● AIM: What lines of the data hold the string "triangle"? Pull each one out.

-- start of INFORMATION GIVEN --

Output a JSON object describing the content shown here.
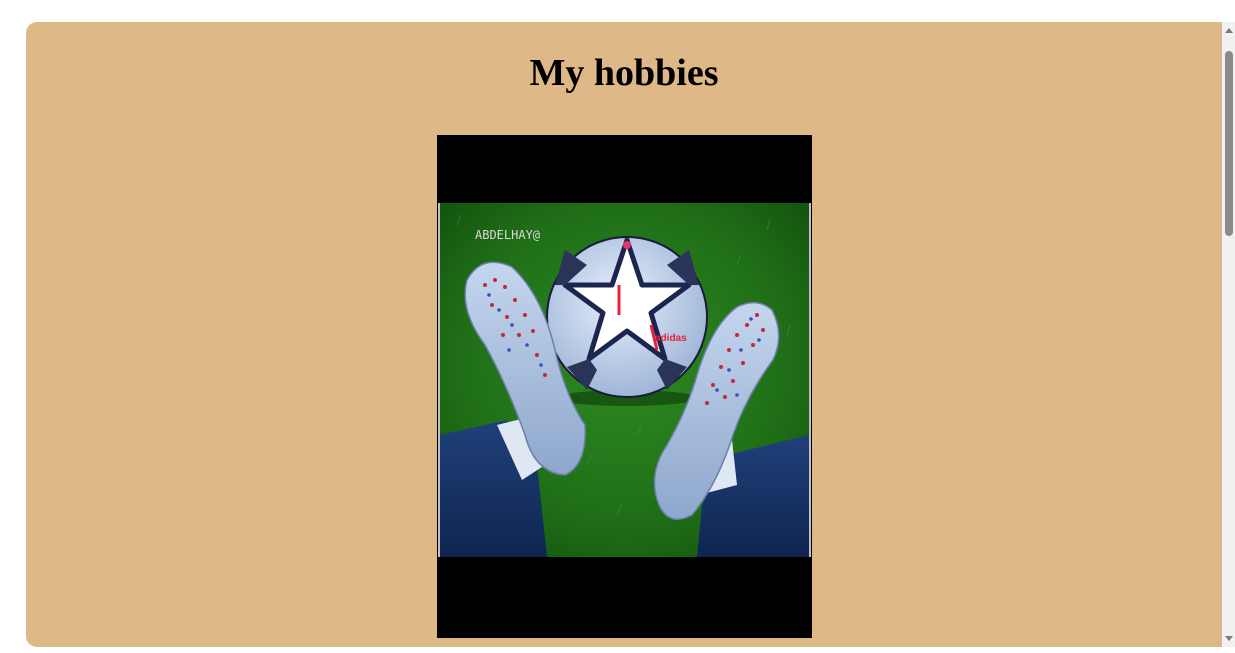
{
  "page": {
    "title": "My hobbies",
    "background_color": "#deb887"
  },
  "hobby_image": {
    "alt": "soccer ball between cleats on grass",
    "watermark": "ABDELHAY@",
    "ball_brand_text": "adidas"
  },
  "scrollbar": {
    "up_icon": "triangle-up",
    "down_icon": "triangle-down"
  }
}
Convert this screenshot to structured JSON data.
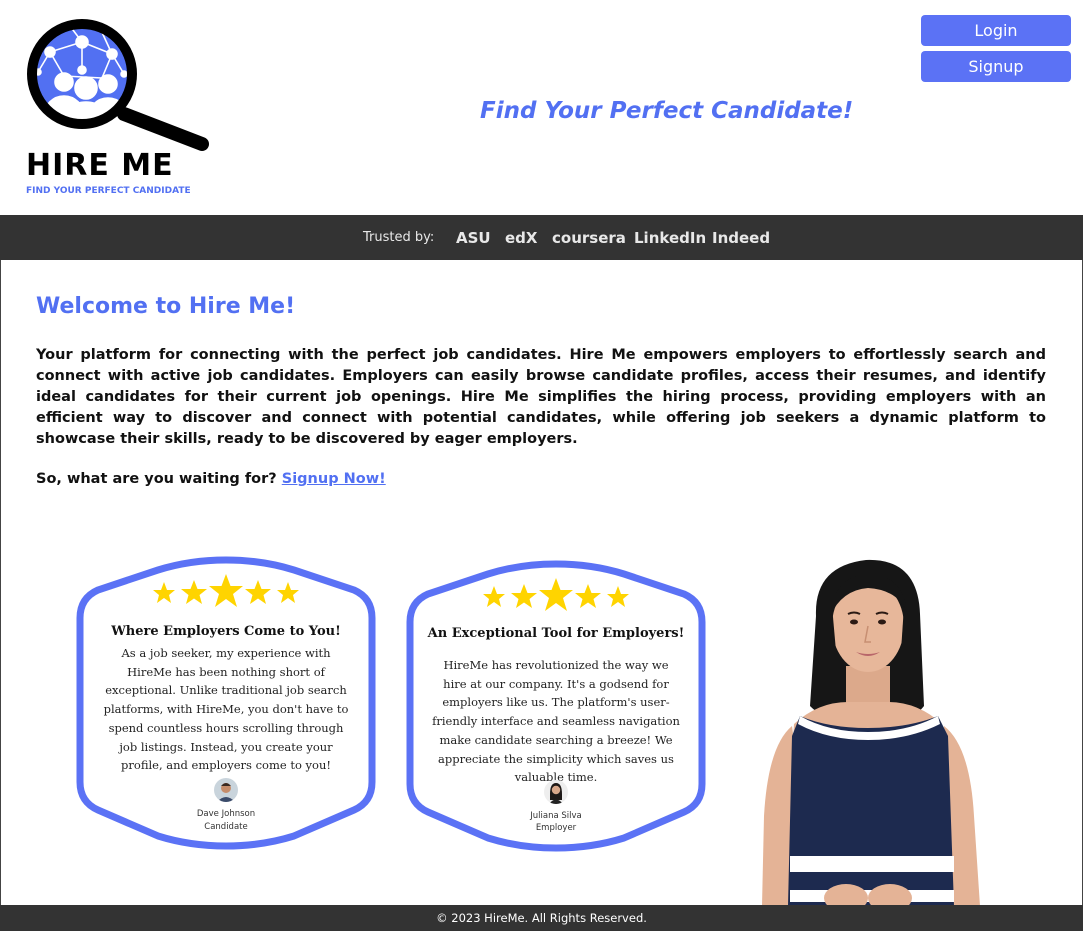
{
  "logo": {
    "title": "HIRE ME",
    "subtitle": "FIND YOUR PERFECT CANDIDATE",
    "icon": "magnifier-network-icon"
  },
  "header": {
    "tagline": "Find Your Perfect Candidate!",
    "login_label": "Login",
    "signup_label": "Signup"
  },
  "trusted": {
    "label": "Trusted by:",
    "partners": [
      "ASU",
      "edX",
      "coursera",
      "LinkedIn",
      "Indeed"
    ]
  },
  "main": {
    "heading": "Welcome to Hire Me!",
    "intro": "Your platform for connecting with the perfect job candidates. Hire Me empowers employers to effortlessly search and connect with active job candidates. Employers can easily browse candidate profiles, access their resumes, and identify ideal candidates for their current job openings. Hire Me simplifies the hiring process, providing employers with an efficient way to discover and connect with potential candidates, while offering job seekers a dynamic platform to showcase their skills, ready to be discovered by eager employers.",
    "cta_text": "So, what are you waiting for?",
    "cta_link": "Signup Now!"
  },
  "reviews": [
    {
      "rating": 5,
      "title": "Where Employers Come to You!",
      "body": "As a job seeker, my experience with HireMe has been nothing short of exceptional. Unlike traditional job search platforms, with HireMe, you don't have to spend countless hours scrolling through job listings. Instead, you create your profile, and employers come to you!",
      "name": "Dave Johnson",
      "role": "Candidate"
    },
    {
      "rating": 5,
      "title": "An Exceptional Tool for Employers!",
      "body": "HireMe has revolutionized the way we hire at our company. It's a godsend for employers like us. The platform's user-friendly interface and seamless navigation make candidate searching a breeze! We appreciate the simplicity which saves us valuable time.",
      "name": "Juliana Silva",
      "role": "Employer"
    }
  ],
  "colors": {
    "brand": "#5270f2",
    "button": "#5b72f5",
    "bar": "#333333",
    "star": "#ffd400"
  },
  "footer": {
    "copyright": "© 2023 HireMe. All Rights Reserved."
  }
}
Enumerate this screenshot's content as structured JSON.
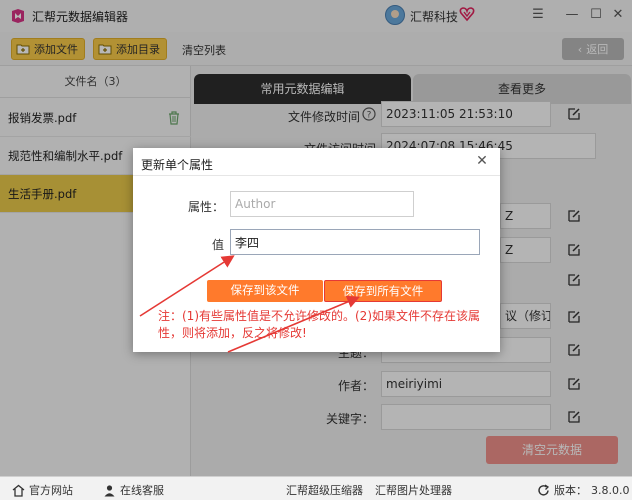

-- end of INFORMATION GIVEN --

● SOLVED EXERCISE:
    "up_icon": "triangle-up",
    "down_icon": "triangle-down"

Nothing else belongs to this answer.